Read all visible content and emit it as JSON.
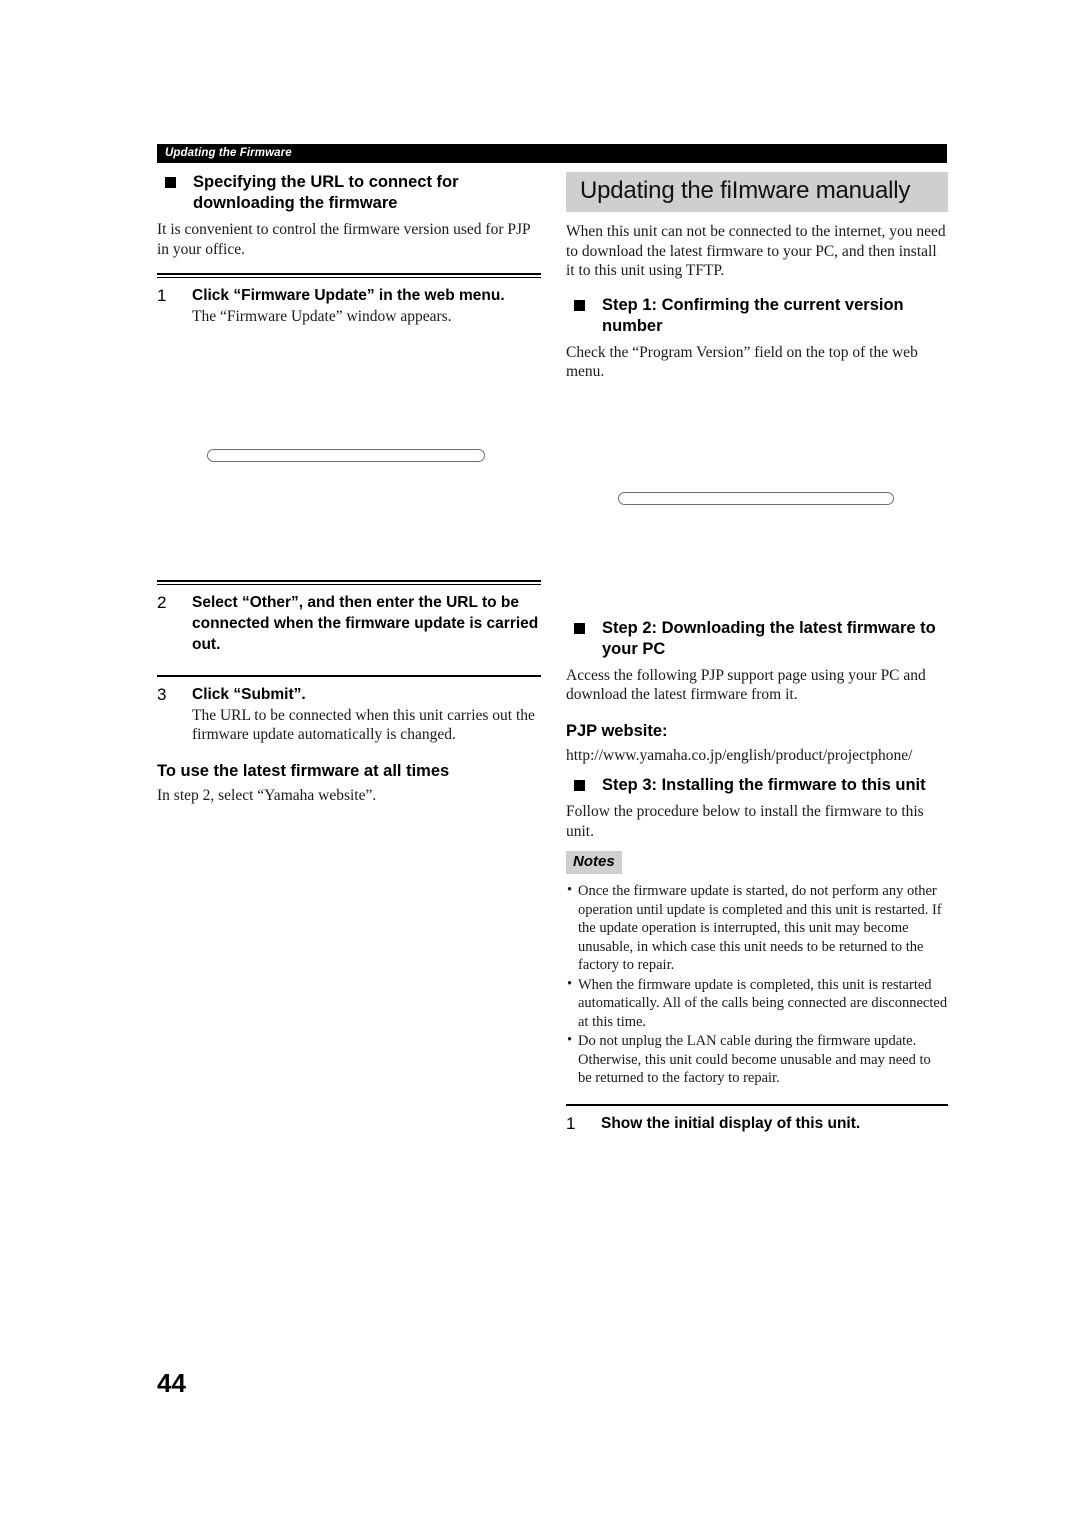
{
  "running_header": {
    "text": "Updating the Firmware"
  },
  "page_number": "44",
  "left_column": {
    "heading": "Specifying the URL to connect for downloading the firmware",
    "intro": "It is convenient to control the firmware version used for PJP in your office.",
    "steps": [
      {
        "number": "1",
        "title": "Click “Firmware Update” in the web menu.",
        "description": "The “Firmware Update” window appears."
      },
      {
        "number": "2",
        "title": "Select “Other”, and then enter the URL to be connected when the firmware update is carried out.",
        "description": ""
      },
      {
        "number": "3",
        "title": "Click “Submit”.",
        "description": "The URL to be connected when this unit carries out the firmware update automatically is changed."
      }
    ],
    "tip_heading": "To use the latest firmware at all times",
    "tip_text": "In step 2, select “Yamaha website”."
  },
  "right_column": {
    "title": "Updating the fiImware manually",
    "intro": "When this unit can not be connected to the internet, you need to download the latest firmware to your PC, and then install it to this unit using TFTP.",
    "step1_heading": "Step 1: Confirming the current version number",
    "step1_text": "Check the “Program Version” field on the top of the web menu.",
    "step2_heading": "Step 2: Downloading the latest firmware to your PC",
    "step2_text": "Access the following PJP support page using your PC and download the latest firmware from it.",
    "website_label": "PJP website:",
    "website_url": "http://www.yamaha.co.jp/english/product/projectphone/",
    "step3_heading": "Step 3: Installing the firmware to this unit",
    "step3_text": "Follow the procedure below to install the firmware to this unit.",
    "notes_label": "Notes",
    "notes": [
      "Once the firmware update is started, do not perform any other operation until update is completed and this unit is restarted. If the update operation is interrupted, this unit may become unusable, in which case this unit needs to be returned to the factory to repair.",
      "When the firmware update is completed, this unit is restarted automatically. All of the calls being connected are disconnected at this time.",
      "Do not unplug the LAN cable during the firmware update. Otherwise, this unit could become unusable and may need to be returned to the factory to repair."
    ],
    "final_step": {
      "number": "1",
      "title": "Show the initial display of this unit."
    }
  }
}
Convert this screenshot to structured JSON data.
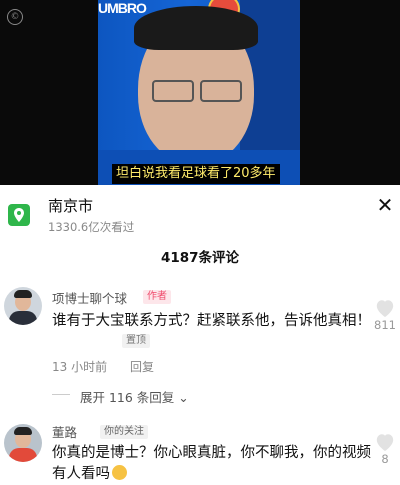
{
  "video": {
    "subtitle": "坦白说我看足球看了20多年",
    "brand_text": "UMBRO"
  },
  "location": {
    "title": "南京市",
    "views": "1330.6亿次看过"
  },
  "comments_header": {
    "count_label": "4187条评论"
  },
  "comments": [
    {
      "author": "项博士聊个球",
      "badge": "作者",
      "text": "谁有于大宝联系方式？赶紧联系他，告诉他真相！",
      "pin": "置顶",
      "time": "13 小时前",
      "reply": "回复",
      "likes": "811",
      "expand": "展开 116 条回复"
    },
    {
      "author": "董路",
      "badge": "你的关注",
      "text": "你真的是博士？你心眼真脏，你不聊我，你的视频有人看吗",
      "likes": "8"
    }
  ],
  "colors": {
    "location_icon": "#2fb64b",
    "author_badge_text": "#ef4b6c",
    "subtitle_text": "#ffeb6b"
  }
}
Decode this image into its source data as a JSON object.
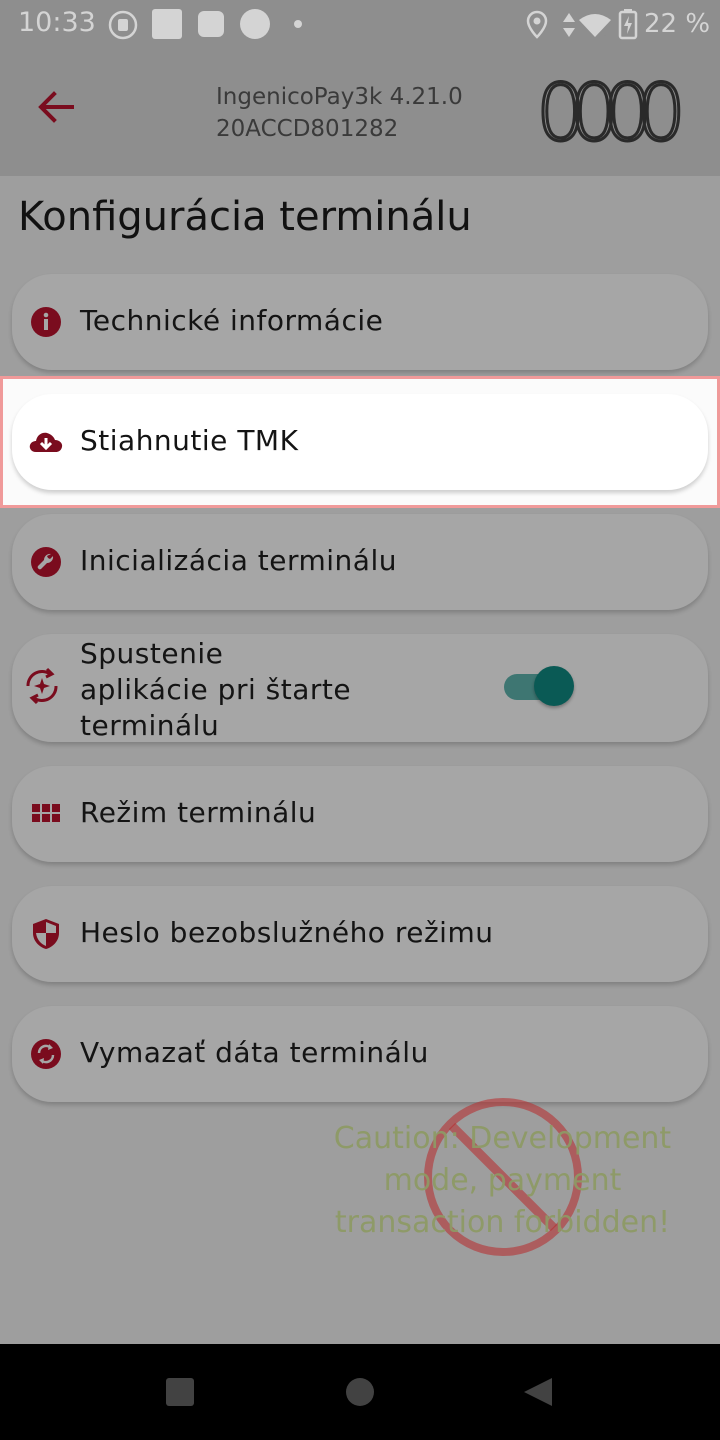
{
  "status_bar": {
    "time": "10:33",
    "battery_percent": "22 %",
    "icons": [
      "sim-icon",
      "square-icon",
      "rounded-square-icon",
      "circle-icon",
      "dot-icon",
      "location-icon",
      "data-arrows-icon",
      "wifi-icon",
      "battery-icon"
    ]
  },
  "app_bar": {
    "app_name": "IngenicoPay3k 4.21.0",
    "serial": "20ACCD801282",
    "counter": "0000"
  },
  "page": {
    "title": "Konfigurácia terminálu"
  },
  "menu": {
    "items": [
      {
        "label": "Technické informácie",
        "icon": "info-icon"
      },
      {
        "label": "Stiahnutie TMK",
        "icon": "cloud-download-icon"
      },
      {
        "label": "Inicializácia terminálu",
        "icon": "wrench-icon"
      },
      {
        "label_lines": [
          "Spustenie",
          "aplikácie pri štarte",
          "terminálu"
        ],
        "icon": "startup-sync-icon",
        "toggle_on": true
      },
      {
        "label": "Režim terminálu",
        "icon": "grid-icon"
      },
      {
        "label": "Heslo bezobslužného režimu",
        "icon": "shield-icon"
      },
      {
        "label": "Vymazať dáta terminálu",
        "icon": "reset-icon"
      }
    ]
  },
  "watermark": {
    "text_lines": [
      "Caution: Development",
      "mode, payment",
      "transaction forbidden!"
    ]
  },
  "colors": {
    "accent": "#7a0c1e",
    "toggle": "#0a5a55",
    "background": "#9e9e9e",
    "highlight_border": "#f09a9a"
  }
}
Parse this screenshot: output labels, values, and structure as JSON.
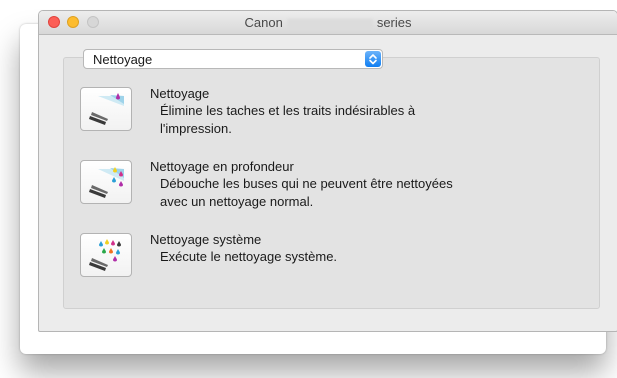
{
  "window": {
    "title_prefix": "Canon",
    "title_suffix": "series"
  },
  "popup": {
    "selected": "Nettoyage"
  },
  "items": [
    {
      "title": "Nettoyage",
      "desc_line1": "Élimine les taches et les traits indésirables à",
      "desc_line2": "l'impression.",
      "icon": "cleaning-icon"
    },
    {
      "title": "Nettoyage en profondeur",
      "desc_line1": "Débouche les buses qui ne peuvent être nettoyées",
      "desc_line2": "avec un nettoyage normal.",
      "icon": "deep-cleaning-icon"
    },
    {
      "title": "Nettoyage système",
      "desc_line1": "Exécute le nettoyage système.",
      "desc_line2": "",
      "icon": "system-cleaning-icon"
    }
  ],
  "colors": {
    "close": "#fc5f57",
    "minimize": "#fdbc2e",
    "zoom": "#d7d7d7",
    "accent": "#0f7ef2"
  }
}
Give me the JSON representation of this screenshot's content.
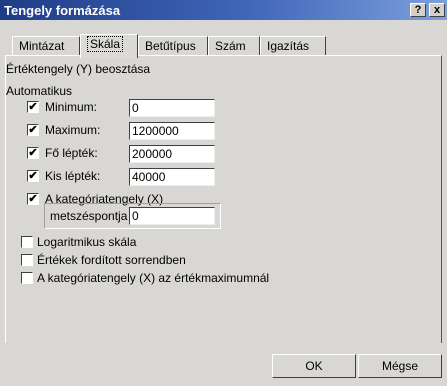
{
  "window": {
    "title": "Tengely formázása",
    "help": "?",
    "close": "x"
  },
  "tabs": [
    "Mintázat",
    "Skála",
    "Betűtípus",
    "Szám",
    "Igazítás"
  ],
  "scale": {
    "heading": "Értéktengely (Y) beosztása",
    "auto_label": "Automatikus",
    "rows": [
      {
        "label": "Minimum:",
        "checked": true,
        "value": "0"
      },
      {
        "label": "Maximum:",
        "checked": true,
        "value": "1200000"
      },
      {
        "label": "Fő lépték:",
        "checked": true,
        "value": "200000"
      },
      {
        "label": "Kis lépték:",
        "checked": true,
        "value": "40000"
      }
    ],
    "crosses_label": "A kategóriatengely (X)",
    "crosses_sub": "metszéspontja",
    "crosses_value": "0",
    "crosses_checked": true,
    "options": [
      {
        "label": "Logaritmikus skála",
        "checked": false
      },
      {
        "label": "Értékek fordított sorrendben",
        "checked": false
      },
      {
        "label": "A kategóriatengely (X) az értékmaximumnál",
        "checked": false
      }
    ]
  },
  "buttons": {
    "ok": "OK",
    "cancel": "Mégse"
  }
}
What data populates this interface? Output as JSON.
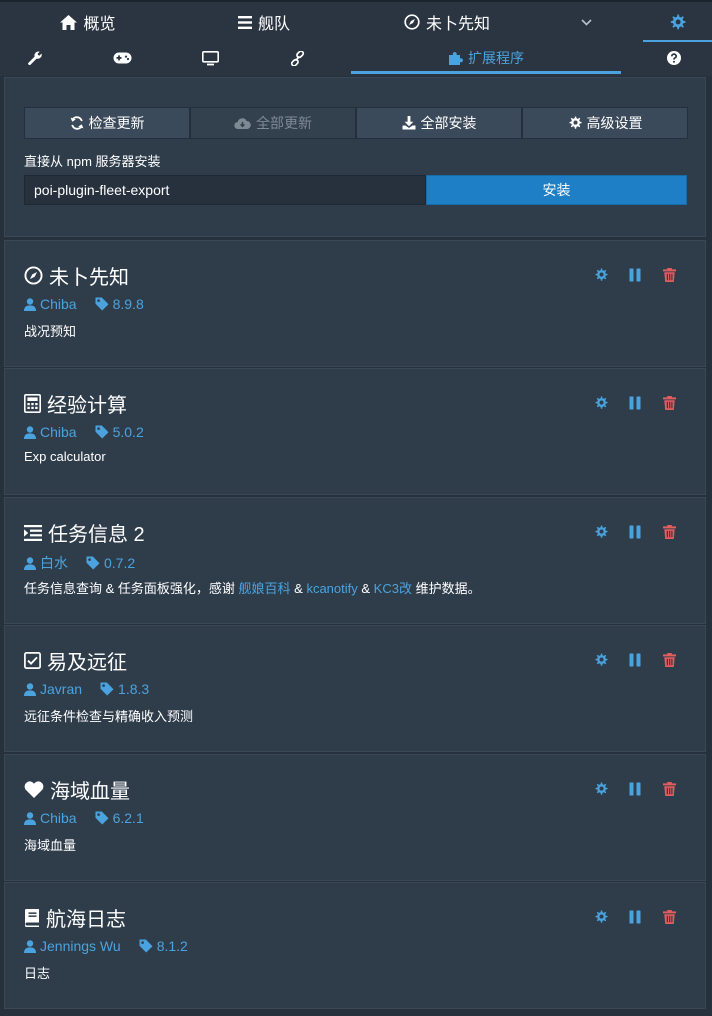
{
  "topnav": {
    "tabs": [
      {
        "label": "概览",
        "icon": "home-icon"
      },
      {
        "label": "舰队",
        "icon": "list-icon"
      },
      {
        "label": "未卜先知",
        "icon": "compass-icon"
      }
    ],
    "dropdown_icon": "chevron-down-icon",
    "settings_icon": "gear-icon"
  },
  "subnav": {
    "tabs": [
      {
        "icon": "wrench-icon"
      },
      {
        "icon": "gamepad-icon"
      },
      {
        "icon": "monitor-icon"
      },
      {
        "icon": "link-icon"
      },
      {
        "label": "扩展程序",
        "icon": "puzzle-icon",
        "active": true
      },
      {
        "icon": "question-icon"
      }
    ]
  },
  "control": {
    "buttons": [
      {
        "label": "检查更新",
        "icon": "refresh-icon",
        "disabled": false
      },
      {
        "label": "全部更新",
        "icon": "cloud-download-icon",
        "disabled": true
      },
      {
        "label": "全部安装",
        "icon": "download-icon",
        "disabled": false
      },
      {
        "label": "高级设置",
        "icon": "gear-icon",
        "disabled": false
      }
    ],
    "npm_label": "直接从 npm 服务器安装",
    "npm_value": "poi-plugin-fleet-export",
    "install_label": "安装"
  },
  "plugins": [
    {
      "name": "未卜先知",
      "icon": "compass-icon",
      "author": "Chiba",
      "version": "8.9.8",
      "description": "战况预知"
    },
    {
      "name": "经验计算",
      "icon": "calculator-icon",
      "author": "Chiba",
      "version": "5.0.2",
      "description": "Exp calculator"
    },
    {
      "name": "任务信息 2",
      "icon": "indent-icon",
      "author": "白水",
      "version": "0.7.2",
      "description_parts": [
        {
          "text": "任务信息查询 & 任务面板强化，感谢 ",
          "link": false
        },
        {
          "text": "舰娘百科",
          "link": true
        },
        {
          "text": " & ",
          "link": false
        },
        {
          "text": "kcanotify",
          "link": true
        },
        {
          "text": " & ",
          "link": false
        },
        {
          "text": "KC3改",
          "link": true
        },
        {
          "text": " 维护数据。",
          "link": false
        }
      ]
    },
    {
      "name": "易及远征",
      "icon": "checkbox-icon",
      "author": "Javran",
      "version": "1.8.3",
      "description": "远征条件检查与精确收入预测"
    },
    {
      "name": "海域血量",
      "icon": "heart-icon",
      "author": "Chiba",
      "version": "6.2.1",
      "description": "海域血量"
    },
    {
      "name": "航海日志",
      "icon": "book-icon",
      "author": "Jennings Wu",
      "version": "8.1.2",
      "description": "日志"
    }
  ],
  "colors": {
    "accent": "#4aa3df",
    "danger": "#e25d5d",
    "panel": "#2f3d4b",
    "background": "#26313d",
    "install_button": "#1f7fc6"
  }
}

+++

■ **EXERCISE TASK**
Copy every line of the entries above in which "kategóriatengely" occurs.

■ **WRITTEN REPLY**
    "crosses_label": "A kategóriatengely (X)",
        "label": "A kategóriatengely (X) az értékmaximumnál",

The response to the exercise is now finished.